__SHORT TASK__:
Find the lines with the string "задание" and return them.

------ MATERIAL FOR THE TASK ------

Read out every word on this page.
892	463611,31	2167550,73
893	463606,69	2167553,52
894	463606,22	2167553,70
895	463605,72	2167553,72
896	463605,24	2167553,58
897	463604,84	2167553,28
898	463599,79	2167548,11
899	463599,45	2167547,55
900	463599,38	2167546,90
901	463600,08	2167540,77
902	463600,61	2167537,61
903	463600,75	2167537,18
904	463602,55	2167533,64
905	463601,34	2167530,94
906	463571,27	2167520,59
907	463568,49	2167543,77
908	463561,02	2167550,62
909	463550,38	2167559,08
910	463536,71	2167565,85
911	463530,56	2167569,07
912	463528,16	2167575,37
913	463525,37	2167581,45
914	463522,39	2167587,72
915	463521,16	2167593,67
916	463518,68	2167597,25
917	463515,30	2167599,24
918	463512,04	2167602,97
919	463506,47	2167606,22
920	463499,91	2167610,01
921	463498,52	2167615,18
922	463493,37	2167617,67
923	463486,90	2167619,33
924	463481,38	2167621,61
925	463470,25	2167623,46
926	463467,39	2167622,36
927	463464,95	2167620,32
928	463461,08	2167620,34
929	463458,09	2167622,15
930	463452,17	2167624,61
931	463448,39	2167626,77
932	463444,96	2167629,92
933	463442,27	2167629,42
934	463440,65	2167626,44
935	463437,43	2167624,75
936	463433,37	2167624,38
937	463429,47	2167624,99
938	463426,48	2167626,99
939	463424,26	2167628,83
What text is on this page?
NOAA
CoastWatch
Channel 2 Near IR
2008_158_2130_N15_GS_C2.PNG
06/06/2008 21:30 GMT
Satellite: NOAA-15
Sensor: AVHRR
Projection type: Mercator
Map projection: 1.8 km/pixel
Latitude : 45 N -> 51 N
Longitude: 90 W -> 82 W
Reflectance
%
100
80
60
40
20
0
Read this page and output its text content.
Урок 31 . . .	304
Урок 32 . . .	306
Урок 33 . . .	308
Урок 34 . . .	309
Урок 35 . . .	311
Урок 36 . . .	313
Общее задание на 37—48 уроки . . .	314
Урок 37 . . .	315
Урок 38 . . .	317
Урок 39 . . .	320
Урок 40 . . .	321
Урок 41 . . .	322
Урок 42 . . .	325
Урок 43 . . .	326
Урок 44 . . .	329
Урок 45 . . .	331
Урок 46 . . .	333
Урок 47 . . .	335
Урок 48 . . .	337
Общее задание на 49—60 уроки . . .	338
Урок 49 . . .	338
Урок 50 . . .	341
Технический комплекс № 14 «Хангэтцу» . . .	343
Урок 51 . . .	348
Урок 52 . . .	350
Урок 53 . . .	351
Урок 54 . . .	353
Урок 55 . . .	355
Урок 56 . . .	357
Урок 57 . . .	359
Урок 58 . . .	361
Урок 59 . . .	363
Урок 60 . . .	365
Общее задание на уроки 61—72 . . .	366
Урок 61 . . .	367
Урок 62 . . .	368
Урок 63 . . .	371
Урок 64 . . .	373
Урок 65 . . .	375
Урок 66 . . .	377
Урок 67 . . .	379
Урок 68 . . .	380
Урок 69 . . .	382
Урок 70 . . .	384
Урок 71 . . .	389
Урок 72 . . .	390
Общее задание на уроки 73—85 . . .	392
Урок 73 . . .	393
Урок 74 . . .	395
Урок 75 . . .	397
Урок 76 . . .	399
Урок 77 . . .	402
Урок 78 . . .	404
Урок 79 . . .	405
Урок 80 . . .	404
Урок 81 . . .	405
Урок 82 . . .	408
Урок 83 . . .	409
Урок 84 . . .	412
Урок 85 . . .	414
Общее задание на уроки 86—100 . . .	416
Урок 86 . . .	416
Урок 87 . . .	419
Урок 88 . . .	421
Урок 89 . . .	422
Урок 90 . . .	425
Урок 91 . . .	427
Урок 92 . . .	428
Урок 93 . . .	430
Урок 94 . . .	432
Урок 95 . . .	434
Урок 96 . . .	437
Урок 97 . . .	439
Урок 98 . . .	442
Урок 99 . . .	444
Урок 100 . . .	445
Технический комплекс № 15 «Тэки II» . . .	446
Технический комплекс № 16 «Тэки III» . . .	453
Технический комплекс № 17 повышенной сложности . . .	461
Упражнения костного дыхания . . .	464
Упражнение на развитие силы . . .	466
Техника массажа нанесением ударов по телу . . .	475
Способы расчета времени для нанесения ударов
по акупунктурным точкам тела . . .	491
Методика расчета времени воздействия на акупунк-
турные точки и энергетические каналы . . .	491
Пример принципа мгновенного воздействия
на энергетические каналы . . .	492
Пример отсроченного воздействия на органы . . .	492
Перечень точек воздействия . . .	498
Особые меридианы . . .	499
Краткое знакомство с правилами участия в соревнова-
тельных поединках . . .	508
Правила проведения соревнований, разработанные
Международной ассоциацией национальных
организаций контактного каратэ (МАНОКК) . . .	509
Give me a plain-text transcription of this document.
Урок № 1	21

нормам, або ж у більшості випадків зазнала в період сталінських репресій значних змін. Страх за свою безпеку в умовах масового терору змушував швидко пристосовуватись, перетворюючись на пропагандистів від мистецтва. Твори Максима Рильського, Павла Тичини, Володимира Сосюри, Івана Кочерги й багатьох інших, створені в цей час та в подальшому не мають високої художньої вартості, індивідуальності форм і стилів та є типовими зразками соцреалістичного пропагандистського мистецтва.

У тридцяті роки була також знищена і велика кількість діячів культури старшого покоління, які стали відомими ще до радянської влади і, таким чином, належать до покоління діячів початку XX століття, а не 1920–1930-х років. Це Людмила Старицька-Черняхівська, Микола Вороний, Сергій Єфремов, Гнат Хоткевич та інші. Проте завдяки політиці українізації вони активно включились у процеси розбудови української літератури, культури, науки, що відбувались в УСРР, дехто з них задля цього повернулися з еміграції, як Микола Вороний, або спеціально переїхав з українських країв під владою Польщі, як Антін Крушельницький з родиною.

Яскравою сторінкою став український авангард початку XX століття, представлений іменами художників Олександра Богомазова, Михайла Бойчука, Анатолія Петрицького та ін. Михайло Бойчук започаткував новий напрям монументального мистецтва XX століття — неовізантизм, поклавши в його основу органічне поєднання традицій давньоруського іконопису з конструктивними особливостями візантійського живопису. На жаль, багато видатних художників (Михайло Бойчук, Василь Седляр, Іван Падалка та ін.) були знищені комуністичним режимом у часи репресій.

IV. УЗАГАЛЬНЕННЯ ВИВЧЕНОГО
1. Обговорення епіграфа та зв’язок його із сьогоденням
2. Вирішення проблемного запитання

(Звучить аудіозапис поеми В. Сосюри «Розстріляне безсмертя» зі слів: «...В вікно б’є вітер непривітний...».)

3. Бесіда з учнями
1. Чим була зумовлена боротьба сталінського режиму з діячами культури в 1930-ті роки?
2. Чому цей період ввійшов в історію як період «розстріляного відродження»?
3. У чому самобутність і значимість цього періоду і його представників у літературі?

------

__COMPLETED EXERCISE__:
Общее задание на 37—48 уроки . . .	314
Общее задание на 49—60 уроки . . .	338
Общее задание на уроки 61—72 . . .	366
Общее задание на уроки 73—85 . . .	392
Общее задание на уроки 86—100 . . .	416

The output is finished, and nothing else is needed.